• _Dataset items_

•••••

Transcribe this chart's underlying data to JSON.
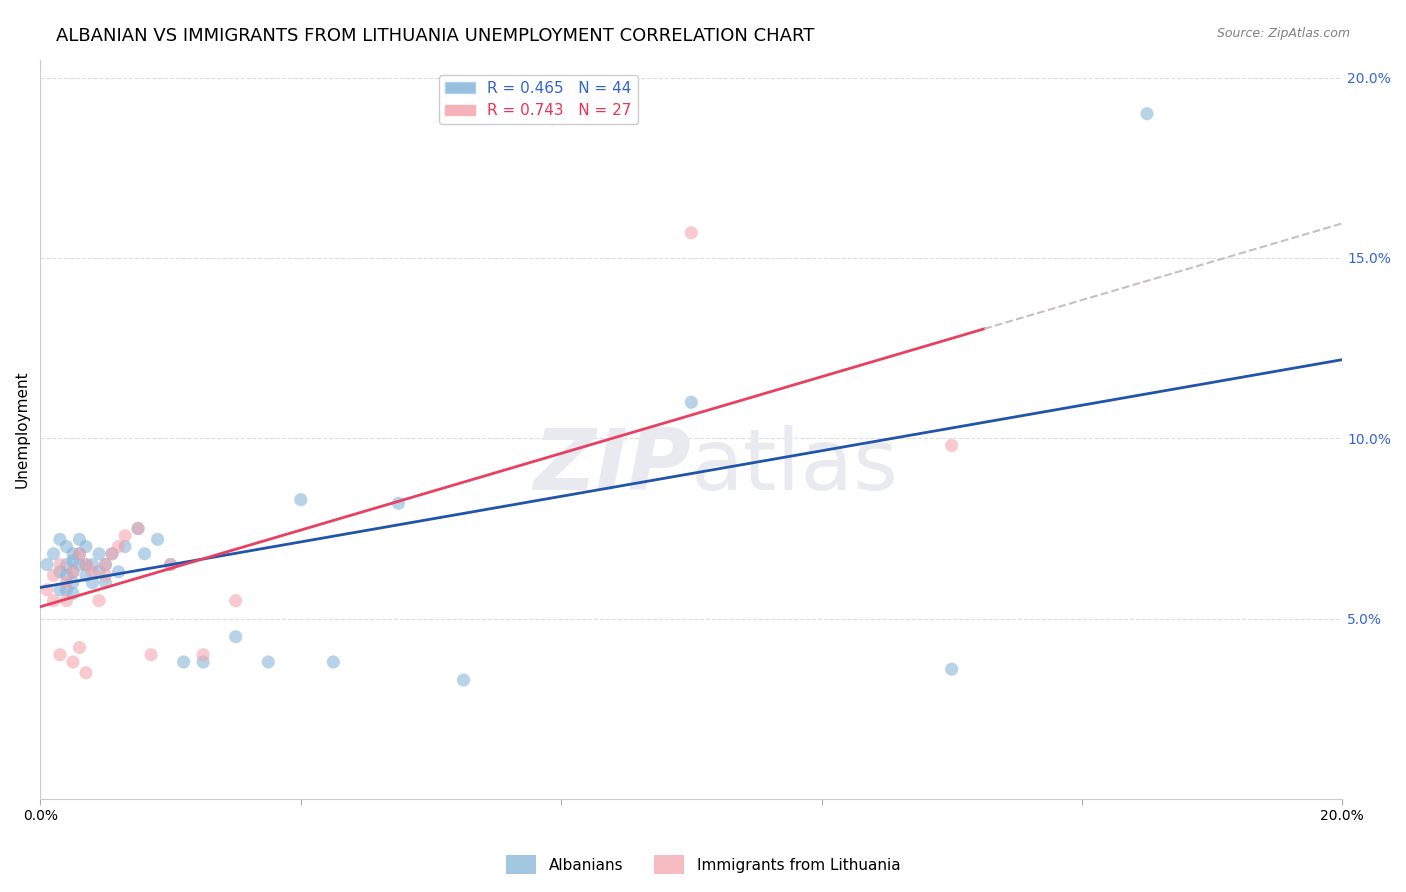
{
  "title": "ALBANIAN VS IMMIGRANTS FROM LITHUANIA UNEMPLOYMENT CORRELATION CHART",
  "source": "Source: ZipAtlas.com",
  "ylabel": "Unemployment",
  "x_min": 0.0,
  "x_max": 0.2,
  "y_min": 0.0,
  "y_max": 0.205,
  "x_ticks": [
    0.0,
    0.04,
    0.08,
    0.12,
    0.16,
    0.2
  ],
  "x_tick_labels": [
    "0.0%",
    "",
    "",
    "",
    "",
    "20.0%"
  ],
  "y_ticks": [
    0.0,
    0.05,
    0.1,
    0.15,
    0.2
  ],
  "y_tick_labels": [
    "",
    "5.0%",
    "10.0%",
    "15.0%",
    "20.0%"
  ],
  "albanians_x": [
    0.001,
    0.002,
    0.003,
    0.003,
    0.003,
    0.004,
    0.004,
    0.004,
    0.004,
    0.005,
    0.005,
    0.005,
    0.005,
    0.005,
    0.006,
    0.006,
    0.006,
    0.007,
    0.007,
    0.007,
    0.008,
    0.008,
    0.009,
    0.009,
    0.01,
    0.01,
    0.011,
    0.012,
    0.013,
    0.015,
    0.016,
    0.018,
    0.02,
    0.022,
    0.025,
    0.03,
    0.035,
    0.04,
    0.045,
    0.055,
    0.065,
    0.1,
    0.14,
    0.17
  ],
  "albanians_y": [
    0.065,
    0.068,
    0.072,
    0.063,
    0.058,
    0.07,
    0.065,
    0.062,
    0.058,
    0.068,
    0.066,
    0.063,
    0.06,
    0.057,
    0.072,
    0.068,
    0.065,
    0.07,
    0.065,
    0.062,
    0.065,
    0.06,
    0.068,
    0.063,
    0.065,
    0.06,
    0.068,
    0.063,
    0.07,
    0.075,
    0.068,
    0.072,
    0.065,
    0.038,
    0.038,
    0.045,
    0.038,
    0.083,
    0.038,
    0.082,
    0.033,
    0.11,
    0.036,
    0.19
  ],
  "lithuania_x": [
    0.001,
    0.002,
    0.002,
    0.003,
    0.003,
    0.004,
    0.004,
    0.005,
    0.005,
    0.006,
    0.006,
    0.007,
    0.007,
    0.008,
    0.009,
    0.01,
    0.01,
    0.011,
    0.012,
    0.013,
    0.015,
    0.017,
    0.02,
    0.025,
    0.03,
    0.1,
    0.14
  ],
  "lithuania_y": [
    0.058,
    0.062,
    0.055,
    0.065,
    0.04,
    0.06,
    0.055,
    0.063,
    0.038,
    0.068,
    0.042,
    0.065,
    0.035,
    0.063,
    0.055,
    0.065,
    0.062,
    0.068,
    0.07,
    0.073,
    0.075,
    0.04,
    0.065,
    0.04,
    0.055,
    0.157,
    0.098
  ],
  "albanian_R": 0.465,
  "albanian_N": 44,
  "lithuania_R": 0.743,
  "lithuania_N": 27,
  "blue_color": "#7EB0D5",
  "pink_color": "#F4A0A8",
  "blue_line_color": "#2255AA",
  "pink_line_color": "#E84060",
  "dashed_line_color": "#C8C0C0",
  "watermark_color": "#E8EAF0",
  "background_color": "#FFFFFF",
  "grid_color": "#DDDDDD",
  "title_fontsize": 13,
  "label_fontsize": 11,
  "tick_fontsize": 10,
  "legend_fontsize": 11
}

•••••

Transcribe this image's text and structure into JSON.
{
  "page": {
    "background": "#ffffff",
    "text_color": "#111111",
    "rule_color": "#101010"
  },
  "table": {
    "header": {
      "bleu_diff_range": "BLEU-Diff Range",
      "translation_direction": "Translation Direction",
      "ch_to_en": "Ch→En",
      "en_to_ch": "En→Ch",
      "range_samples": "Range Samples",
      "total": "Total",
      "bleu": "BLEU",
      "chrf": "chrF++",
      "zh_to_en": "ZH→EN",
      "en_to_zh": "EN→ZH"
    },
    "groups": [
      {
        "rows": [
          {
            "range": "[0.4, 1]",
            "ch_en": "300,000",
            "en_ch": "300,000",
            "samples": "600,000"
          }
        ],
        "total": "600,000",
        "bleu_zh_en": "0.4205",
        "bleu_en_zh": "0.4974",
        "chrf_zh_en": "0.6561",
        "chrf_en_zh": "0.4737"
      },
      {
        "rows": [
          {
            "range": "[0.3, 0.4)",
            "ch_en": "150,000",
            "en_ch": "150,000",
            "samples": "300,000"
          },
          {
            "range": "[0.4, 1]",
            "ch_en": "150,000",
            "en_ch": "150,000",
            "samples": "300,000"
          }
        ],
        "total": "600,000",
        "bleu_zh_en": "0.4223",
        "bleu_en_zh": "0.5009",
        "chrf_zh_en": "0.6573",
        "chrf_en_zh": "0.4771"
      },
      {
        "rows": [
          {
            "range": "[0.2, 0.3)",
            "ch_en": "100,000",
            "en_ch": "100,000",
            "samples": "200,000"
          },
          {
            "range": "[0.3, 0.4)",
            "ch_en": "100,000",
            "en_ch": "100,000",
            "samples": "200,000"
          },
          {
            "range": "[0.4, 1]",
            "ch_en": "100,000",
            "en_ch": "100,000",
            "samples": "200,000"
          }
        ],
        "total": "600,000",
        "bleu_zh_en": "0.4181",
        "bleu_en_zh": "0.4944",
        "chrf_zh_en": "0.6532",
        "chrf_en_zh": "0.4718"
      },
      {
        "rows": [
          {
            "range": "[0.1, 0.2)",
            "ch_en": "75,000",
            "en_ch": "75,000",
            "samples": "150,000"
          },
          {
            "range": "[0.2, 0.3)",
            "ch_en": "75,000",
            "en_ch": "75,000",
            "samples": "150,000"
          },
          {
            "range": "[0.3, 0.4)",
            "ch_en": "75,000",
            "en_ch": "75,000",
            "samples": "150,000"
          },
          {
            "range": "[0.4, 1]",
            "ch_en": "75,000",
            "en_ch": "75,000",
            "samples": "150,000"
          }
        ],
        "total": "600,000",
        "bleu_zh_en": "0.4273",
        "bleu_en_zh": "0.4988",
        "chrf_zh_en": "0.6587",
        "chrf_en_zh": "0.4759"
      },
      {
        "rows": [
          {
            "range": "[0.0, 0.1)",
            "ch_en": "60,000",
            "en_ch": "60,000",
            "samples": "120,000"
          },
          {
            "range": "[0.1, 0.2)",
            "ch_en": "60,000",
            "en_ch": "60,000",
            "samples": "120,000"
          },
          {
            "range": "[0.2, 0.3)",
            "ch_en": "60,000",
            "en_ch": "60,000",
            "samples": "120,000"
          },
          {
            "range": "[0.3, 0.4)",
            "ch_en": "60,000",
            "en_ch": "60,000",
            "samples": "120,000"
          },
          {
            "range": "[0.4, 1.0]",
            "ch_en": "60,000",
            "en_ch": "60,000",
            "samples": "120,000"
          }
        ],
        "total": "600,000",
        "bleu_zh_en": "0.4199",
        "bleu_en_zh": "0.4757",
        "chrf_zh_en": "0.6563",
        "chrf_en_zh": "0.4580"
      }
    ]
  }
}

•••••

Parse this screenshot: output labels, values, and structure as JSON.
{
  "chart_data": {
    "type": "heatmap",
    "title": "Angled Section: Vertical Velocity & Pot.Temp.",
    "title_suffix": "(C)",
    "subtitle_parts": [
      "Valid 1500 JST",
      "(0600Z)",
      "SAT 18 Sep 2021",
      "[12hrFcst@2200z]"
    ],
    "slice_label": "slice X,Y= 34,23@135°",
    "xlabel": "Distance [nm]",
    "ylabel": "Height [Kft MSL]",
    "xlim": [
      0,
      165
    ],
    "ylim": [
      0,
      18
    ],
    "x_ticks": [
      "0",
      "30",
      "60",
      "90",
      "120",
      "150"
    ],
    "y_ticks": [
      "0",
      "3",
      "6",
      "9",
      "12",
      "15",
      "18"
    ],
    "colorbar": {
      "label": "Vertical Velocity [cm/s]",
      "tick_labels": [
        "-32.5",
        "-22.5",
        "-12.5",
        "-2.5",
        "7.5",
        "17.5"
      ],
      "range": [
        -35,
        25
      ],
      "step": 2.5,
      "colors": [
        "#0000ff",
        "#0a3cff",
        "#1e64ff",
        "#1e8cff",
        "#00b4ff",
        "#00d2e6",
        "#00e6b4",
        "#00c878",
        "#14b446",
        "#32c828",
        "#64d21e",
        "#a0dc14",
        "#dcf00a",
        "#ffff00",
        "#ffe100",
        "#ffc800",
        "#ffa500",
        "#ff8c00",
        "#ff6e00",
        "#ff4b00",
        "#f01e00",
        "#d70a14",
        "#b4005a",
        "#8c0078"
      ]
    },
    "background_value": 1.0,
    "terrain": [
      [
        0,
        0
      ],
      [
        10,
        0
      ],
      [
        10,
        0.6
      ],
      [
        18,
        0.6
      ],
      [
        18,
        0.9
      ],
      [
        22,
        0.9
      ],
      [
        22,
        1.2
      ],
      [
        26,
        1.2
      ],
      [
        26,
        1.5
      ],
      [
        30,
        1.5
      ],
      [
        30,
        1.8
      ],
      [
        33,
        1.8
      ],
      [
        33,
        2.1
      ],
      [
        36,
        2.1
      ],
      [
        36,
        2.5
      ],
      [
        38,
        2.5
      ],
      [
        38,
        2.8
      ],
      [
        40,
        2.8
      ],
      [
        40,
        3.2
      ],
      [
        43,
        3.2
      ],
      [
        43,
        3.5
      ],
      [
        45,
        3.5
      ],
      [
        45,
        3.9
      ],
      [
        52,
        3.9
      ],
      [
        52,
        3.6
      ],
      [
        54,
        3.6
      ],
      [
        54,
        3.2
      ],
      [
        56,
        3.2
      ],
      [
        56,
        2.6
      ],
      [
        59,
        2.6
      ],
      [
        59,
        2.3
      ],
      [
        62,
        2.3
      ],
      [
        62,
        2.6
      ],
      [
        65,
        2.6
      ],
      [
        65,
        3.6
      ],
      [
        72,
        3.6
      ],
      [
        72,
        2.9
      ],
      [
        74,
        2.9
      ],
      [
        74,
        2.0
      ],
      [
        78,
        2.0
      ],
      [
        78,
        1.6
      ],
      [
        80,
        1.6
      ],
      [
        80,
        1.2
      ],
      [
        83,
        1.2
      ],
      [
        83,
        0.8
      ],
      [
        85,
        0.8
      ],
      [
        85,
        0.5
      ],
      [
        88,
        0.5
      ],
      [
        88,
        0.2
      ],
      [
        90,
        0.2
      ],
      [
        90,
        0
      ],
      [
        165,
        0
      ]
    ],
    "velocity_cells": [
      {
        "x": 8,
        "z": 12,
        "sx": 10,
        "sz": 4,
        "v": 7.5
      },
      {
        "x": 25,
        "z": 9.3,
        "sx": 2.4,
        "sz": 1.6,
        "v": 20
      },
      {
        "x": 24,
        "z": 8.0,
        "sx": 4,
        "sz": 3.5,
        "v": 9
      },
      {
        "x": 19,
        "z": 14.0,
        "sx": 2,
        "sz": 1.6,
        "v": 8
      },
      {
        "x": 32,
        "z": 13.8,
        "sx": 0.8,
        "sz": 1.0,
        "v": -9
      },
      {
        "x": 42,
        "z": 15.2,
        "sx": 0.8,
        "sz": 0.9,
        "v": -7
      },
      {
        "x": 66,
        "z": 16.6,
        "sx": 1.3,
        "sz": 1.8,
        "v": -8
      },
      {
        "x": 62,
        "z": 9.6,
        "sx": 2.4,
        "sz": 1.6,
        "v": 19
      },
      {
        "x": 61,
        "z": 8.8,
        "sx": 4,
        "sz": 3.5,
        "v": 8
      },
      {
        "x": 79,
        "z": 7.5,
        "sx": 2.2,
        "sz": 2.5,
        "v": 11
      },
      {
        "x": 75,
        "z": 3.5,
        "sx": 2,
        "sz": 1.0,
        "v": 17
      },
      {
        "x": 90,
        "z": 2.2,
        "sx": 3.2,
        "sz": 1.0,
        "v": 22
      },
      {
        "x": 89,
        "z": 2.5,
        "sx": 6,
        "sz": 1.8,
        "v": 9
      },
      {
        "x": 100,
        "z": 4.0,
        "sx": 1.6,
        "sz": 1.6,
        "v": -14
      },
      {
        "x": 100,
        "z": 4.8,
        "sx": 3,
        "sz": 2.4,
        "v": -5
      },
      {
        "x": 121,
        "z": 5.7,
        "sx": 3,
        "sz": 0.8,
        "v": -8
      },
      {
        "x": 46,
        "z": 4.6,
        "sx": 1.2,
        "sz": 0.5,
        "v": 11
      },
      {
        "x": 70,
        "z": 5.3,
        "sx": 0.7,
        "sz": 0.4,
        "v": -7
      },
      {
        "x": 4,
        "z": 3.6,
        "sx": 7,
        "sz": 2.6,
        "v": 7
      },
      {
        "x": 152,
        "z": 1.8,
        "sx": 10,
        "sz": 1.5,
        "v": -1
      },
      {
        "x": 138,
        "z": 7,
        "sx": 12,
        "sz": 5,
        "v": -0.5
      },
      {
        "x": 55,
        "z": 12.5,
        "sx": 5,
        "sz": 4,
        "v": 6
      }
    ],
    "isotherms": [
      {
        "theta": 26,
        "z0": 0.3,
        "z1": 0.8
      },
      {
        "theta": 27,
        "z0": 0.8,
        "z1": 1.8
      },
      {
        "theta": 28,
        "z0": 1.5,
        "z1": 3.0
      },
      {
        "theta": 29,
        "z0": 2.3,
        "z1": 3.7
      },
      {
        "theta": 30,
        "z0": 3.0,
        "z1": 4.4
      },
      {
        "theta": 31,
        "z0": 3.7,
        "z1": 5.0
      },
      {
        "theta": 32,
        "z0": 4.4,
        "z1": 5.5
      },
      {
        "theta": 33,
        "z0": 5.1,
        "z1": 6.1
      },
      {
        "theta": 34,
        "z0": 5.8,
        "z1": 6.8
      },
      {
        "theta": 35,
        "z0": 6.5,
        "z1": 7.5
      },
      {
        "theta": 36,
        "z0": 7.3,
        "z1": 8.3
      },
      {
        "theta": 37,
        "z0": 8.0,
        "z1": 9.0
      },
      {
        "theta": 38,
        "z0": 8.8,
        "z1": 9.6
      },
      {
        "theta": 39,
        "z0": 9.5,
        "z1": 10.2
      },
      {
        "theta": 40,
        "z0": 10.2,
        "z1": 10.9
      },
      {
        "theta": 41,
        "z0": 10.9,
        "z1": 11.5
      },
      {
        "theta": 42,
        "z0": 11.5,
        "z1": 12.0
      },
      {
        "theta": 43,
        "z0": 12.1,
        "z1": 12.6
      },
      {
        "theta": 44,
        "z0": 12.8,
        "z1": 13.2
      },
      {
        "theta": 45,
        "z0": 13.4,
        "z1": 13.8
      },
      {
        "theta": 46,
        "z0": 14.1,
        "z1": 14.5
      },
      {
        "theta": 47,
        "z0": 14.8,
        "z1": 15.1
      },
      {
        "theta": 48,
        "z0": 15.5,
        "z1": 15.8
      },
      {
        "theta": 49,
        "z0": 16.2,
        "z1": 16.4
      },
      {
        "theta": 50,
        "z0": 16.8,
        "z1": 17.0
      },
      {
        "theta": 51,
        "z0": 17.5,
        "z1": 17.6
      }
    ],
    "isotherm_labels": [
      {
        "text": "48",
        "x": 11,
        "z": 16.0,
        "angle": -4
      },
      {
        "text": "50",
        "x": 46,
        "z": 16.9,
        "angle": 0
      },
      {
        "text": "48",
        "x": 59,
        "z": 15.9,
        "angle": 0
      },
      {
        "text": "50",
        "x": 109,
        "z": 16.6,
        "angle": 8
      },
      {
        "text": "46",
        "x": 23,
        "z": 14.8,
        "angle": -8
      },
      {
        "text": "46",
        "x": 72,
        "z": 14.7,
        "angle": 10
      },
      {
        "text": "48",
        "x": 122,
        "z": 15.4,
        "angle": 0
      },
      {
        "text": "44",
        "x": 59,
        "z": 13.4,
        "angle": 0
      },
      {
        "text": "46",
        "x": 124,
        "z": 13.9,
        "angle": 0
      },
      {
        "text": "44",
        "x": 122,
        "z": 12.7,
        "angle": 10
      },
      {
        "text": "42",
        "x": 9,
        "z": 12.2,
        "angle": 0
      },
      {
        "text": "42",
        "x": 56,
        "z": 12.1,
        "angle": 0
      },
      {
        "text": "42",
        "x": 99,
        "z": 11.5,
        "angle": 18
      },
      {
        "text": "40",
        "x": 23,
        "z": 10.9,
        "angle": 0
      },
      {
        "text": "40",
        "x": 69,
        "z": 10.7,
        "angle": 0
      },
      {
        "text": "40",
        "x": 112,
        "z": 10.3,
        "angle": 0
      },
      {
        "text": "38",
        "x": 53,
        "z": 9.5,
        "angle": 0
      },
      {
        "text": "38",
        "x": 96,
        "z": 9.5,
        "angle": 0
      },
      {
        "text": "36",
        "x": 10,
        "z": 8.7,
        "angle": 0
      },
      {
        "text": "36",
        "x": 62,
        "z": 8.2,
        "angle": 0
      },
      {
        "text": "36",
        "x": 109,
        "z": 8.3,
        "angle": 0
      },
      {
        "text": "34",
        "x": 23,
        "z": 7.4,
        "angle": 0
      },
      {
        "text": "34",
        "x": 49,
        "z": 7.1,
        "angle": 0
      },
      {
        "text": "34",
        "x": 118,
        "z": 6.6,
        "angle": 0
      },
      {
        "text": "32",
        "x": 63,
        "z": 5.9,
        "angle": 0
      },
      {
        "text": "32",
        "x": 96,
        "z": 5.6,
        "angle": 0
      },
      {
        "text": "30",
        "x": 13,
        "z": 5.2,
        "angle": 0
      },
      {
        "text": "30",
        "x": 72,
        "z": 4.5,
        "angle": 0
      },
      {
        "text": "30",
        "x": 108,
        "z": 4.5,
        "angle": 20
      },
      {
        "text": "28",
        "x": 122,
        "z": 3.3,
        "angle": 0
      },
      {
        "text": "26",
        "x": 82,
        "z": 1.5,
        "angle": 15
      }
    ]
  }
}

•••••

• _CHALLENGE_
Leave out every line without the string "Transcribe" and copy the rest.

• _WRITTEN ANSWER_
Transcribe this chart's underlying data to JSON.
Transcribe this image's text and structure into JSON.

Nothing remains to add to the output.